__Task instructions__
In the entries below, identify every line with the string "Ὀδυσσεύς" and copy it.

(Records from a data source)

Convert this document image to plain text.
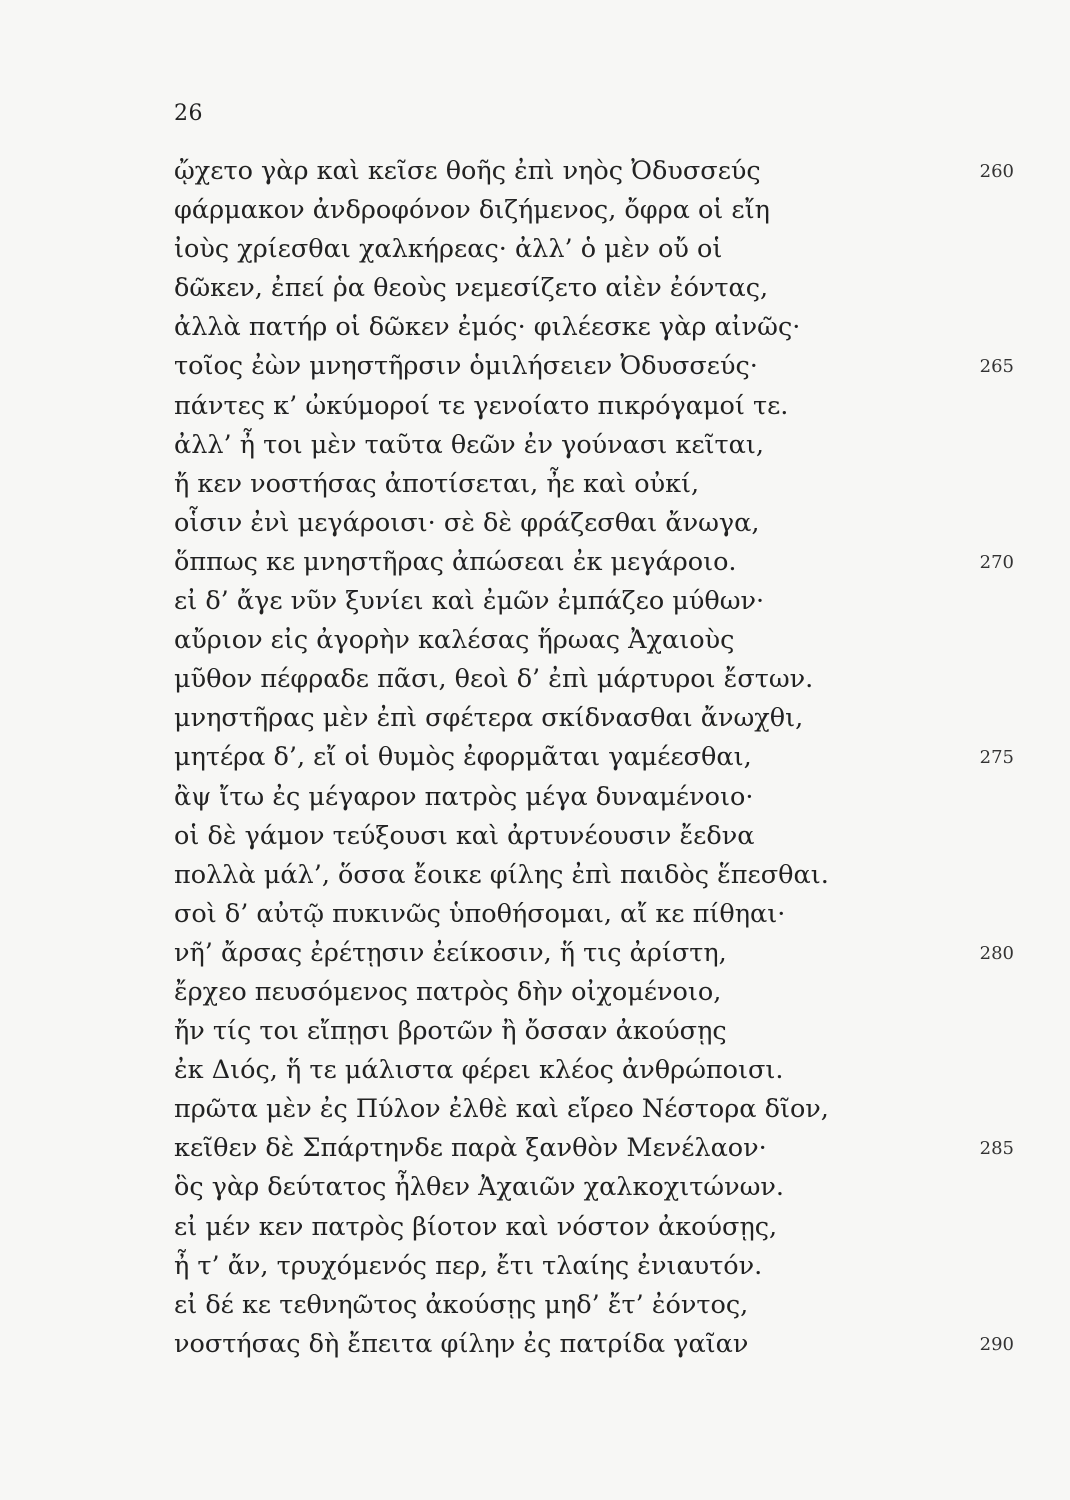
26
ᾤχετο γὰρ καὶ κεῖσε θοῆς ἐπὶ νηὸς Ὀδυσσεύς	260
φάρμακον ἀνδροφόνον διζήμενος, ὄφρα οἱ εἴη
ἰοὺς χρίεσθαι χαλκήρεας· ἀλλ’ ὁ μὲν οὔ οἱ
δῶκεν, ἐπεί ῥα θεοὺς νεμεσίζετο αἰὲν ἐόντας,
ἀλλὰ πατήρ οἱ δῶκεν ἐμός· φιλέεσκε γὰρ αἰνῶς·
τοῖος ἐὼν μνηστῆρσιν ὁμιλήσειεν Ὀδυσσεύς·	265
πάντες κ’ ὠκύμοροί τε γενοίατο πικρόγαμοί τε.
ἀλλ’ ἦ τοι μὲν ταῦτα θεῶν ἐν γούνασι κεῖται,
ἤ κεν νοστήσας ἀποτίσεται, ἦε καὶ οὐκί,
οἷσιν ἐνὶ μεγάροισι· σὲ δὲ φράζεσθαι ἄνωγα,
ὅππως κε μνηστῆρας ἀπώσεαι ἐκ μεγάροιο.	270
εἰ δ’ ἄγε νῦν ξυνίει καὶ ἐμῶν ἐμπάζεο μύθων·
αὔριον εἰς ἀγορὴν καλέσας ἥρωας Ἀχαιοὺς
μῦθον πέφραδε πᾶσι, θεοὶ δ’ ἐπὶ μάρτυροι ἔστων.
μνηστῆρας μὲν ἐπὶ σφέτερα σκίδνασθαι ἄνωχθι,
μητέρα δ’, εἴ οἱ θυμὸς ἐφορμᾶται γαμέεσθαι,	275
ἂψ ἴτω ἐς μέγαρον πατρὸς μέγα δυναμένοιο·
οἱ δὲ γάμον τεύξουσι καὶ ἀρτυνέουσιν ἔεδνα
πολλὰ μάλ’, ὅσσα ἔοικε φίλης ἐπὶ παιδὸς ἕπεσθαι.
σοὶ δ’ αὐτῷ πυκινῶς ὑποθήσομαι, αἴ κε πίθηαι·
νῆ’ ἄρσας ἐρέτῃσιν ἐείκοσιν, ἥ τις ἀρίστη,	280
ἔρχεο πευσόμενος πατρὸς δὴν οἰχομένοιο,
ἤν τίς τοι εἴπῃσι βροτῶν ἢ ὄσσαν ἀκούσῃς
ἐκ Διός, ἥ τε μάλιστα φέρει κλέος ἀνθρώποισι.
πρῶτα μὲν ἐς Πύλον ἐλθὲ καὶ εἴρεο Νέστορα δῖον,
κεῖθεν δὲ Σπάρτηνδε παρὰ ξανθὸν Μενέλαον·	285
ὃς γὰρ δεύτατος ἦλθεν Ἀχαιῶν χαλκοχιτώνων.
εἰ μέν κεν πατρὸς βίοτον καὶ νόστον ἀκούσῃς,
ἦ τ’ ἄν, τρυχόμενός περ, ἔτι τλαίης ἐνιαυτόν.
εἰ δέ κε τεθνηῶτος ἀκούσῃς μηδ’ ἔτ’ ἐόντος,
νοστήσας δὴ ἔπειτα φίλην ἐς πατρίδα γαῖαν	290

__Output__
ᾤχετο γὰρ καὶ κεῖσε θοῆς ἐπὶ νηὸς Ὀδυσσεύς	260
τοῖος ἐὼν μνηστῆρσιν ὁμιλήσειεν Ὀδυσσεύς·	265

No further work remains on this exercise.